# EXERCISE GOAL
Your task is to repeat all of the material exactly.

Raw records
※
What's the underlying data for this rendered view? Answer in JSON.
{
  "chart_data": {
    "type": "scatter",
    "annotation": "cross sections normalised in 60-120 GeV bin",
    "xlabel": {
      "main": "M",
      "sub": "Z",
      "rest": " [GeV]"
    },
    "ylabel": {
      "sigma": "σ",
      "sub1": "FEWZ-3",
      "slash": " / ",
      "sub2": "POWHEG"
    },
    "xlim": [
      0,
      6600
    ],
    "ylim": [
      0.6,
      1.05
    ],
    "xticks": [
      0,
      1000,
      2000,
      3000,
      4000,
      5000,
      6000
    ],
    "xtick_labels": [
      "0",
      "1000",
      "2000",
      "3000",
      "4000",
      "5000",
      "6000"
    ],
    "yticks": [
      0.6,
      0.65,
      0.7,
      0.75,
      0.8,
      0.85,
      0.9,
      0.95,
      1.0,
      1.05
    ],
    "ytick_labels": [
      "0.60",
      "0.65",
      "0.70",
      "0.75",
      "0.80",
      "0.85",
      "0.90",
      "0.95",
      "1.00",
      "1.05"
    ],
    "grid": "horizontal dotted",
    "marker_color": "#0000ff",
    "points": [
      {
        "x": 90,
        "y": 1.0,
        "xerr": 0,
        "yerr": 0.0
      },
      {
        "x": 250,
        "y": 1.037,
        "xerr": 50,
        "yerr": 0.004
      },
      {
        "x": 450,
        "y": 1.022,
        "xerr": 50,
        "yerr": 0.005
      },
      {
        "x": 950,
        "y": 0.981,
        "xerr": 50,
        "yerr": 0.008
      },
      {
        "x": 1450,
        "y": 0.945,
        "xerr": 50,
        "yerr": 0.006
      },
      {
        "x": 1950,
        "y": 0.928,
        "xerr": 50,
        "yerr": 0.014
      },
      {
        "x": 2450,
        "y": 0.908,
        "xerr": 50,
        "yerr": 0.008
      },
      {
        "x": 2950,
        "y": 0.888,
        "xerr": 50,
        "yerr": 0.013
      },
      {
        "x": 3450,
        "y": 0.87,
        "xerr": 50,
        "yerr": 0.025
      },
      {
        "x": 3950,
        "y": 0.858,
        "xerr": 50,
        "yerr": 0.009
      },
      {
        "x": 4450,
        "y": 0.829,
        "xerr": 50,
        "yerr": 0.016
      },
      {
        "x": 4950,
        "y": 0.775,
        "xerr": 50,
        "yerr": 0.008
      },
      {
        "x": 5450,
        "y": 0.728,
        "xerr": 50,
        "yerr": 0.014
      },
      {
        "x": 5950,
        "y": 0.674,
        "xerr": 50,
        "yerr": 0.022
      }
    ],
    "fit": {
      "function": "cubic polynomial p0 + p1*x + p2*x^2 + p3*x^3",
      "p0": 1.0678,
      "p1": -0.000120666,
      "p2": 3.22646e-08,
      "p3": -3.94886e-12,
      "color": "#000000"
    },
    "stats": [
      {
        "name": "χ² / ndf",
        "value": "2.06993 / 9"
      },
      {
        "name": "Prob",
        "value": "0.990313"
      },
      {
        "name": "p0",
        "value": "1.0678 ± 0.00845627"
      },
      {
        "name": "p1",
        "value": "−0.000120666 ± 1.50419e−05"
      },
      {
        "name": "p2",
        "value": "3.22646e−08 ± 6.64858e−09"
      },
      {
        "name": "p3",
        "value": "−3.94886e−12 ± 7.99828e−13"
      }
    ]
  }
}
※
# RESPONSE TO THIS EXERCISE
What's the underlying data for this rendered view? Answer in JSON.
{
  "chart_data": {
    "type": "scatter",
    "annotation": "cross sections normalised in 60-120 GeV bin",
    "xlabel": {
      "main": "M",
      "sub": "Z",
      "rest": " [GeV]"
    },
    "ylabel": {
      "sigma": "σ",
      "sub1": "FEWZ-3",
      "slash": " / ",
      "sub2": "POWHEG"
    },
    "xlim": [
      0,
      6600
    ],
    "ylim": [
      0.6,
      1.05
    ],
    "xticks": [
      0,
      1000,
      2000,
      3000,
      4000,
      5000,
      6000
    ],
    "xtick_labels": [
      "0",
      "1000",
      "2000",
      "3000",
      "4000",
      "5000",
      "6000"
    ],
    "yticks": [
      0.6,
      0.65,
      0.7,
      0.75,
      0.8,
      0.85,
      0.9,
      0.95,
      1.0,
      1.05
    ],
    "ytick_labels": [
      "0.60",
      "0.65",
      "0.70",
      "0.75",
      "0.80",
      "0.85",
      "0.90",
      "0.95",
      "1.00",
      "1.05"
    ],
    "grid": "horizontal dotted",
    "marker_color": "#0000ff",
    "points": [
      {
        "x": 90,
        "y": 1.0,
        "xerr": 0,
        "yerr": 0.0
      },
      {
        "x": 250,
        "y": 1.037,
        "xerr": 50,
        "yerr": 0.004
      },
      {
        "x": 450,
        "y": 1.022,
        "xerr": 50,
        "yerr": 0.005
      },
      {
        "x": 950,
        "y": 0.981,
        "xerr": 50,
        "yerr": 0.008
      },
      {
        "x": 1450,
        "y": 0.945,
        "xerr": 50,
        "yerr": 0.006
      },
      {
        "x": 1950,
        "y": 0.928,
        "xerr": 50,
        "yerr": 0.014
      },
      {
        "x": 2450,
        "y": 0.908,
        "xerr": 50,
        "yerr": 0.008
      },
      {
        "x": 2950,
        "y": 0.888,
        "xerr": 50,
        "yerr": 0.013
      },
      {
        "x": 3450,
        "y": 0.87,
        "xerr": 50,
        "yerr": 0.025
      },
      {
        "x": 3950,
        "y": 0.858,
        "xerr": 50,
        "yerr": 0.009
      },
      {
        "x": 4450,
        "y": 0.829,
        "xerr": 50,
        "yerr": 0.016
      },
      {
        "x": 4950,
        "y": 0.775,
        "xerr": 50,
        "yerr": 0.008
      },
      {
        "x": 5450,
        "y": 0.728,
        "xerr": 50,
        "yerr": 0.014
      },
      {
        "x": 5950,
        "y": 0.674,
        "xerr": 50,
        "yerr": 0.022
      }
    ],
    "fit": {
      "function": "cubic polynomial p0 + p1*x + p2*x^2 + p3*x^3",
      "p0": 1.0678,
      "p1": -0.000120666,
      "p2": 3.22646e-08,
      "p3": -3.94886e-12,
      "color": "#000000"
    },
    "stats": [
      {
        "name": "χ² / ndf",
        "value": "2.06993 / 9"
      },
      {
        "name": "Prob",
        "value": "0.990313"
      },
      {
        "name": "p0",
        "value": "1.0678 ± 0.00845627"
      },
      {
        "name": "p1",
        "value": "−0.000120666 ± 1.50419e−05"
      },
      {
        "name": "p2",
        "value": "3.22646e−08 ± 6.64858e−09"
      },
      {
        "name": "p3",
        "value": "−3.94886e−12 ± 7.99828e−13"
      }
    ]
  }
}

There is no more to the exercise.